== WORK TO BE COMPLETED ==
Return each line of the material verbatim.
[begin DATA FOR THIS EXERCISE]
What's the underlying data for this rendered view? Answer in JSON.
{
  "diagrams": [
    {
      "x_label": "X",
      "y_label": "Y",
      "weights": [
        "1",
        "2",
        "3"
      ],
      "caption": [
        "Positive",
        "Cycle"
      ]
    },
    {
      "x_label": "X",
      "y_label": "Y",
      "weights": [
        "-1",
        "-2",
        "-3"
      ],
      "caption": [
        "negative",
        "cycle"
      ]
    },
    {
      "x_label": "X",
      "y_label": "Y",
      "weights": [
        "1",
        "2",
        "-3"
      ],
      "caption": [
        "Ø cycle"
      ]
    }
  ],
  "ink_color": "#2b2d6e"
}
[end DATA FOR THIS EXERCISE]
== EXERCISE RESPONSE ==
What's the underlying data for this rendered view? Answer in JSON.
{
  "diagrams": [
    {
      "x_label": "X",
      "y_label": "Y",
      "weights": [
        "1",
        "2",
        "3"
      ],
      "caption": [
        "Positive",
        "Cycle"
      ]
    },
    {
      "x_label": "X",
      "y_label": "Y",
      "weights": [
        "-1",
        "-2",
        "-3"
      ],
      "caption": [
        "negative",
        "cycle"
      ]
    },
    {
      "x_label": "X",
      "y_label": "Y",
      "weights": [
        "1",
        "2",
        "-3"
      ],
      "caption": [
        "Ø cycle"
      ]
    }
  ],
  "ink_color": "#2b2d6e"
}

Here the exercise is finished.